YOUR GOAL — Identify, in the records below, every line where the string "content" appears, and copy each such line.

[Records from a collection]
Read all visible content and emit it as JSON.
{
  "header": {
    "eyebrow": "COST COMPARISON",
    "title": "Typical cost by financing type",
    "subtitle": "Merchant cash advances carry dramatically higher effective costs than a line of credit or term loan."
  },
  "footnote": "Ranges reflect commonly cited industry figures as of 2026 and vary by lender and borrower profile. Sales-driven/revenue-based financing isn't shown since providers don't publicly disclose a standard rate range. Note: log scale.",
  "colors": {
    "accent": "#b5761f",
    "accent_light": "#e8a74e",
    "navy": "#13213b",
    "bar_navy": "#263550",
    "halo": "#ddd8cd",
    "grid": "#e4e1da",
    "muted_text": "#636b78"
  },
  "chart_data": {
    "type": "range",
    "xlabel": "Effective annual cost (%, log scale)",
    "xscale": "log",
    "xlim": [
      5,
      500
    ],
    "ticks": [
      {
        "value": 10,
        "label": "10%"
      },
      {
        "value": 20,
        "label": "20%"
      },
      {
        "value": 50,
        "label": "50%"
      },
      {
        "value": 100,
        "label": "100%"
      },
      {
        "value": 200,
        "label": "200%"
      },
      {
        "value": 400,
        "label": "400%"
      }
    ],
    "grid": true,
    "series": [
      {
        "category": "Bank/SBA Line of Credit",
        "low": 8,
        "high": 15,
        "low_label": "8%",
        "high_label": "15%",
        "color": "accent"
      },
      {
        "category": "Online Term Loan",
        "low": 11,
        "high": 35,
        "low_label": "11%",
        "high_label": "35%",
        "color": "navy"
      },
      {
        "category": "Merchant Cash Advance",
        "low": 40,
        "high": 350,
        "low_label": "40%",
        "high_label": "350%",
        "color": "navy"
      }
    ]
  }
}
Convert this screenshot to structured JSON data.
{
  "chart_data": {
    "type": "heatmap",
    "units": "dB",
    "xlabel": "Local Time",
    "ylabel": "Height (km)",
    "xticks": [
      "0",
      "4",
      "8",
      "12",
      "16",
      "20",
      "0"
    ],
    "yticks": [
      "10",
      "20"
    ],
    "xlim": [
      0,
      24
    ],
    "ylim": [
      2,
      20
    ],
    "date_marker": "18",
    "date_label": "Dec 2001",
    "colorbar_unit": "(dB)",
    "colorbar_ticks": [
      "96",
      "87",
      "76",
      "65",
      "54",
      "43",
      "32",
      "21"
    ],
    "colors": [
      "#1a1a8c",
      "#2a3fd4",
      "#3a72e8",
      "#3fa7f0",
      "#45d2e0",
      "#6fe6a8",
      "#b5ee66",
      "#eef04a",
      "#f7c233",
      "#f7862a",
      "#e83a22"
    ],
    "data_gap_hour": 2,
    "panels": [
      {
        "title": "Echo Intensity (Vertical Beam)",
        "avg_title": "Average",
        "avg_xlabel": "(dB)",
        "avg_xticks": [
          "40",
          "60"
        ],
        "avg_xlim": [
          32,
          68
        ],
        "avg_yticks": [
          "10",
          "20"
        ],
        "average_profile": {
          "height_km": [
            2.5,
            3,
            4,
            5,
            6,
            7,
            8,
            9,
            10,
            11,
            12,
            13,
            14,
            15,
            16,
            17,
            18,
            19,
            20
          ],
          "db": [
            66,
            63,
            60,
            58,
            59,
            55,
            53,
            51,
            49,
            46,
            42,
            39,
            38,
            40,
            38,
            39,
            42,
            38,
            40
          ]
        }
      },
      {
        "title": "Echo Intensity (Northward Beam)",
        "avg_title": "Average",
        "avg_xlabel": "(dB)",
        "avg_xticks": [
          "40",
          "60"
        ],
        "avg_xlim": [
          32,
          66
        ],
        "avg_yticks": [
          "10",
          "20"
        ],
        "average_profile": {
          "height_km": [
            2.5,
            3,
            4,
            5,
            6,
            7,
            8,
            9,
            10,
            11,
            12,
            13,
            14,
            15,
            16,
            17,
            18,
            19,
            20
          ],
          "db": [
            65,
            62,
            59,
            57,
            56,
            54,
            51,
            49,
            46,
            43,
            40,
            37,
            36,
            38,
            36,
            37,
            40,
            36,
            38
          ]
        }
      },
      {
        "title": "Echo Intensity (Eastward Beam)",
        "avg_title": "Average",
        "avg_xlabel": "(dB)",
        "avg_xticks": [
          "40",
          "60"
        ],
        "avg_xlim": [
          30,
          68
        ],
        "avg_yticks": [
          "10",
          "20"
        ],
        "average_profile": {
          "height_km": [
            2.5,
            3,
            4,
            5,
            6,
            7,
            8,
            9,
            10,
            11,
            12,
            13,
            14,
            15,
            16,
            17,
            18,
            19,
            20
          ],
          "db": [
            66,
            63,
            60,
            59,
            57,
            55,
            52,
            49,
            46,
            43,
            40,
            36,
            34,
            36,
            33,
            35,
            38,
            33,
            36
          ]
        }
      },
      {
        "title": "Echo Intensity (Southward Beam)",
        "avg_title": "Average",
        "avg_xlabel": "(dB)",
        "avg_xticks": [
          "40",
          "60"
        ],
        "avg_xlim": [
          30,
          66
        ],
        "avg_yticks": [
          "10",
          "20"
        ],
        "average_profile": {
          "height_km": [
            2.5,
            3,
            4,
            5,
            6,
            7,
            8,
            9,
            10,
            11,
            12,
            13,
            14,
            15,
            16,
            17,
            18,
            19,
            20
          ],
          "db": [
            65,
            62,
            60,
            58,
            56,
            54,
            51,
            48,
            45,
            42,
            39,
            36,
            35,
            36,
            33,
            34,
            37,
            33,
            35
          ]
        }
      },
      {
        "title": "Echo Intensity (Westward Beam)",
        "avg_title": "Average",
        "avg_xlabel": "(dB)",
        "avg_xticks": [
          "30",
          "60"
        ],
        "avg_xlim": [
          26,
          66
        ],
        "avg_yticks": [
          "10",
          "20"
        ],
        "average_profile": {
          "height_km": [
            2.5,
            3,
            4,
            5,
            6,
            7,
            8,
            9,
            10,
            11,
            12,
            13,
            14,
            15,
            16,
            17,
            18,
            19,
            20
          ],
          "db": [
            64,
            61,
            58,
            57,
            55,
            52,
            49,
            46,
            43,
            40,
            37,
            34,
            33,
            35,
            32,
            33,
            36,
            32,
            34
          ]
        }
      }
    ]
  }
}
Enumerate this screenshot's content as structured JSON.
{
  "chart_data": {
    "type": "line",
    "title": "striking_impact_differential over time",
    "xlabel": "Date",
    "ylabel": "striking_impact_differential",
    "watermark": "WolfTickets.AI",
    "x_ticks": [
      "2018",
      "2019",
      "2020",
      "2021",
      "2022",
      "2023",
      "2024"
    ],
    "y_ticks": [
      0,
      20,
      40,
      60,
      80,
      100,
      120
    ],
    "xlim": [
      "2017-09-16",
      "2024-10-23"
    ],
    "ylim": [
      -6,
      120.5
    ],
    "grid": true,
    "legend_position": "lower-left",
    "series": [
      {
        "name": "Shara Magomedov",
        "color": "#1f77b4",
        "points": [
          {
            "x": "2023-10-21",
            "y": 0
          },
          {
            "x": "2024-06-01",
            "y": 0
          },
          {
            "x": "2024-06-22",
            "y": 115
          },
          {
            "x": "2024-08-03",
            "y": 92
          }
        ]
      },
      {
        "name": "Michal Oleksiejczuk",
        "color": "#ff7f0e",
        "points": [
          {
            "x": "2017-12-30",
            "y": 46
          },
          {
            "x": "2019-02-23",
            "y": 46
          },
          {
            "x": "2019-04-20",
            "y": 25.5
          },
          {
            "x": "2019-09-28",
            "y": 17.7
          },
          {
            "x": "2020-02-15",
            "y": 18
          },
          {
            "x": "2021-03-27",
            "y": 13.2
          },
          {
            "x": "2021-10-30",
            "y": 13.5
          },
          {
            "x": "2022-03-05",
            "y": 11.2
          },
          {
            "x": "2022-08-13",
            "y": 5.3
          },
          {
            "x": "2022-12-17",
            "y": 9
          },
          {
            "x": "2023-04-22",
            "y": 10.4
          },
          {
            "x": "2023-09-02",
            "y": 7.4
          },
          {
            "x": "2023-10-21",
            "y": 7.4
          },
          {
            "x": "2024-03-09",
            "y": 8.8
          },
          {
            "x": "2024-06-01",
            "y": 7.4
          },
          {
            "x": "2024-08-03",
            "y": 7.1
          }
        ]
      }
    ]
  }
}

FULL ANSWER —
Read all visible content and emit it as JSON.
Enumerate this screenshot's content as structured JSON.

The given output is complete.